Task brief
State how many lines of the records contain the string "category", counting a match only when the case is the same. Give only the number.

Material for this exercise
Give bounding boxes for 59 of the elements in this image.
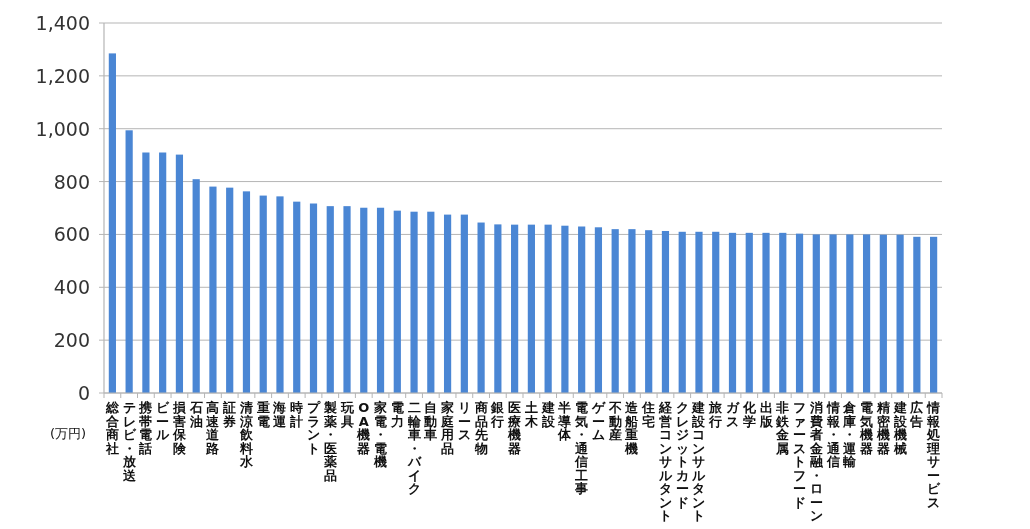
- x-tick-label: 家庭用品: [440, 400, 455, 456]
- x-tick-label: 二輪車・バイク: [406, 400, 422, 496]
- y-tick-label: 200: [53, 329, 90, 352]
- x-tick-label: 石油: [188, 400, 203, 429]
- y-tick-label: 400: [53, 276, 90, 299]
- x-tick-label: 医療機器: [507, 400, 522, 456]
- x-tick-label: OA機器: [356, 400, 371, 456]
- x-tick-label: 自動車: [423, 400, 438, 442]
- y-tick-label: 1,400: [35, 12, 90, 34]
- x-tick-label: 清涼飲料水: [238, 400, 254, 469]
- x-tick-label: 建設機械: [892, 400, 908, 456]
- x-tick-label: 総合商社: [104, 400, 120, 456]
- x-tick-label: 家電・電機: [373, 400, 388, 469]
- x-tick-label: 建設: [540, 400, 556, 429]
- category-label: 消費者金融・ローン: [809, 400, 823, 523]
- x-tick-label: 海運: [272, 400, 288, 429]
- x-tick-label: 出版: [758, 400, 774, 429]
- x-tick-label: 商品先物: [473, 400, 488, 456]
- x-tick-label: ファーストフード: [793, 400, 807, 510]
- x-tick-label: 銀行: [490, 400, 506, 429]
- x-tick-label: テレビ・放送: [121, 400, 137, 483]
- x-tick-label: クレジットカード: [675, 400, 689, 510]
- y-tick-label: 800: [53, 170, 90, 193]
- x-tick-label: 広告: [909, 400, 924, 429]
- x-tick-label: 玩具: [339, 400, 355, 429]
- x-tick-label: 時計: [289, 400, 304, 429]
- x-tick-label: 倉庫・運輸: [842, 400, 858, 469]
- x-tick-label: ガス: [726, 400, 740, 429]
- x-tick-label: 製薬・医薬品: [322, 400, 337, 483]
- x-tick-label: 半導体: [557, 400, 573, 442]
- y-tick-label: 1,200: [35, 64, 90, 87]
- x-tick-label: ゲーム: [590, 400, 606, 442]
- x-tick-label: リース: [457, 400, 471, 442]
- x-tick-label: 精密機器: [875, 400, 891, 456]
- x-tick-label: 電力: [389, 400, 404, 429]
- x-tick-label: 携帯電話: [138, 400, 153, 456]
- y-tick-label: 600: [53, 223, 90, 246]
- x-tick-label: 証券: [222, 400, 237, 429]
- category-label: 建設コンサルタント: [692, 400, 706, 523]
- x-tick-label: 情報処理サービス: [926, 400, 942, 510]
- x-tick-label: 土木: [523, 400, 539, 429]
- x-tick-label: 旅行: [708, 400, 724, 429]
- x-tick-label: 高速道路: [205, 400, 221, 456]
- x-tick-label: 不動産: [607, 400, 622, 442]
- x-tick-label: 非鉄金属: [775, 400, 791, 456]
- x-tick-label: 化学: [741, 400, 757, 429]
- x-tick-label: 電気・通信工事: [574, 400, 590, 496]
- x-tick-label: ビール: [155, 400, 171, 442]
- y-tick-label: 0: [77, 382, 90, 404]
- x-tick-label: 情報・通信: [825, 400, 841, 469]
- x-tick-label: 重電: [255, 400, 270, 429]
- x-tick-label: 住宅: [641, 400, 656, 429]
- x-tick-label: プラント: [307, 400, 321, 456]
- x-tick-label: 造船重機: [624, 400, 640, 456]
- x-tick-label: 電気機器: [859, 400, 874, 456]
- x-tick-label: 損害保険: [171, 400, 187, 456]
- y-tick-label: 1,000: [35, 117, 90, 140]
- category-label: 経営コンサルタント: [658, 400, 672, 523]
- y-axis-title: (万円): [49, 426, 87, 441]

Result of this exercise
3